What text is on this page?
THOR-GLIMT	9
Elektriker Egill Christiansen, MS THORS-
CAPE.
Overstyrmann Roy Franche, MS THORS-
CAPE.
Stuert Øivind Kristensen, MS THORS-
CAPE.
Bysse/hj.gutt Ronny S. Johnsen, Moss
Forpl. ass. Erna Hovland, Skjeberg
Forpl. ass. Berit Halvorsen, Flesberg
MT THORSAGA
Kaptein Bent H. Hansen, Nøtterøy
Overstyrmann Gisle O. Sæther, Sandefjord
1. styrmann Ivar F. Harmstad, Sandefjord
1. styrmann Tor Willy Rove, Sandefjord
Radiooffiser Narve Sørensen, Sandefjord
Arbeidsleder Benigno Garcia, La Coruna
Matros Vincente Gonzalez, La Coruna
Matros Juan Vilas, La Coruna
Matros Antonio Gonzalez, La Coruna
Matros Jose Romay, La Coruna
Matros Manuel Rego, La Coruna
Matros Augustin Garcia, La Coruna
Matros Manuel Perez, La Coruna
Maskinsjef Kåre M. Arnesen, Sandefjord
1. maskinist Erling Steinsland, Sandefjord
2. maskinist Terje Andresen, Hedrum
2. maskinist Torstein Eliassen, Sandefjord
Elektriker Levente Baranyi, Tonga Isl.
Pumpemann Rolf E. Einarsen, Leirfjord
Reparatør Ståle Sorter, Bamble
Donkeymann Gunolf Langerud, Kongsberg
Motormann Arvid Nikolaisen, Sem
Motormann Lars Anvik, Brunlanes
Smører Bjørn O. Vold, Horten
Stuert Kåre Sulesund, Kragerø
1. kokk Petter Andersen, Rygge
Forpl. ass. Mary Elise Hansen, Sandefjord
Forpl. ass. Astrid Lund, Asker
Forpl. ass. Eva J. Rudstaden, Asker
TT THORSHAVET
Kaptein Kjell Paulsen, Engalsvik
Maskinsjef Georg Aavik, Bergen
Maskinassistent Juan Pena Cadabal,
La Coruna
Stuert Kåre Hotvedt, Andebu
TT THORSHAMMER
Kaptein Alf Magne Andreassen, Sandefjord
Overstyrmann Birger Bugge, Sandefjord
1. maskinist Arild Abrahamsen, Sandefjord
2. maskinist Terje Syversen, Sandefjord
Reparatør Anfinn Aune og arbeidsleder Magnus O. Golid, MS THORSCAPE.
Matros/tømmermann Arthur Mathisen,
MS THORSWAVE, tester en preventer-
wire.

## [Stated goal]
Transcribe the records above exactly as they appear.

## [Response to the task]
What text is on this page?
THOR-GLIMT	9
Elektriker Egill Christiansen, MS THORS-
CAPE.
Overstyrmann Roy Franche, MS THORS-
CAPE.
Stuert Øivind Kristensen, MS THORS-
CAPE.
Bysse/hj.gutt Ronny S. Johnsen, Moss
Forpl. ass. Erna Hovland, Skjeberg
Forpl. ass. Berit Halvorsen, Flesberg
MT THORSAGA
Kaptein Bent H. Hansen, Nøtterøy
Overstyrmann Gisle O. Sæther, Sandefjord
1. styrmann Ivar F. Harmstad, Sandefjord
1. styrmann Tor Willy Rove, Sandefjord
Radiooffiser Narve Sørensen, Sandefjord
Arbeidsleder Benigno Garcia, La Coruna
Matros Vincente Gonzalez, La Coruna
Matros Juan Vilas, La Coruna
Matros Antonio Gonzalez, La Coruna
Matros Jose Romay, La Coruna
Matros Manuel Rego, La Coruna
Matros Augustin Garcia, La Coruna
Matros Manuel Perez, La Coruna
Maskinsjef Kåre M. Arnesen, Sandefjord
1. maskinist Erling Steinsland, Sandefjord
2. maskinist Terje Andresen, Hedrum
2. maskinist Torstein Eliassen, Sandefjord
Elektriker Levente Baranyi, Tonga Isl.
Pumpemann Rolf E. Einarsen, Leirfjord
Reparatør Ståle Sorter, Bamble
Donkeymann Gunolf Langerud, Kongsberg
Motormann Arvid Nikolaisen, Sem
Motormann Lars Anvik, Brunlanes
Smører Bjørn O. Vold, Horten
Stuert Kåre Sulesund, Kragerø
1. kokk Petter Andersen, Rygge
Forpl. ass. Mary Elise Hansen, Sandefjord
Forpl. ass. Astrid Lund, Asker
Forpl. ass. Eva J. Rudstaden, Asker
TT THORSHAVET
Kaptein Kjell Paulsen, Engalsvik
Maskinsjef Georg Aavik, Bergen
Maskinassistent Juan Pena Cadabal,
La Coruna
Stuert Kåre Hotvedt, Andebu
TT THORSHAMMER
Kaptein Alf Magne Andreassen, Sandefjord
Overstyrmann Birger Bugge, Sandefjord
1. maskinist Arild Abrahamsen, Sandefjord
2. maskinist Terje Syversen, Sandefjord
Reparatør Anfinn Aune og arbeidsleder Magnus O. Golid, MS THORSCAPE.
Matros/tømmermann Arthur Mathisen,
MS THORSWAVE, tester en preventer-
wire.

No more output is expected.